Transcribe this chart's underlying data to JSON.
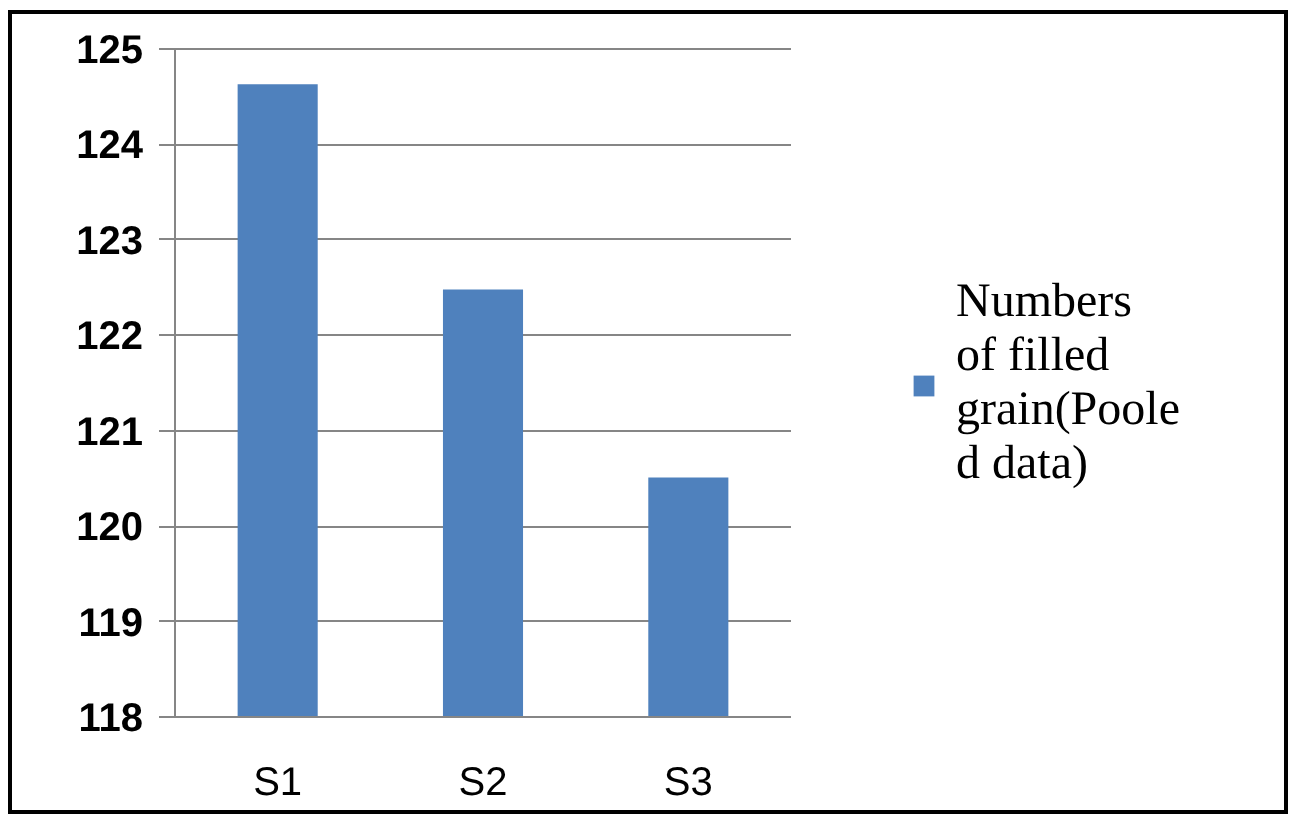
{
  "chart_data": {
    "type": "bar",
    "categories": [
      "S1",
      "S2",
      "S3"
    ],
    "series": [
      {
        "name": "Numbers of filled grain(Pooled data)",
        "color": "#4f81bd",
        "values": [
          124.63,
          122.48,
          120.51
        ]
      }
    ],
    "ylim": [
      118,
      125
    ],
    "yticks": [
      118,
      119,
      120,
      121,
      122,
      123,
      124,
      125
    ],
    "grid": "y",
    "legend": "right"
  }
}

——————————

== Given task ==
All the lines above are to be given again exactly as they read, with the pictures removed.

== Solved problem ==
Transcribe this chart's underlying data to JSON.
{
  "chart_data": {
    "type": "bar",
    "categories": [
      "S1",
      "S2",
      "S3"
    ],
    "series": [
      {
        "name": "Numbers of filled grain(Pooled data)",
        "color": "#4f81bd",
        "values": [
          124.63,
          122.48,
          120.51
        ]
      }
    ],
    "ylim": [
      118,
      125
    ],
    "yticks": [
      118,
      119,
      120,
      121,
      122,
      123,
      124,
      125
    ],
    "grid": "y",
    "legend": "right"
  }
}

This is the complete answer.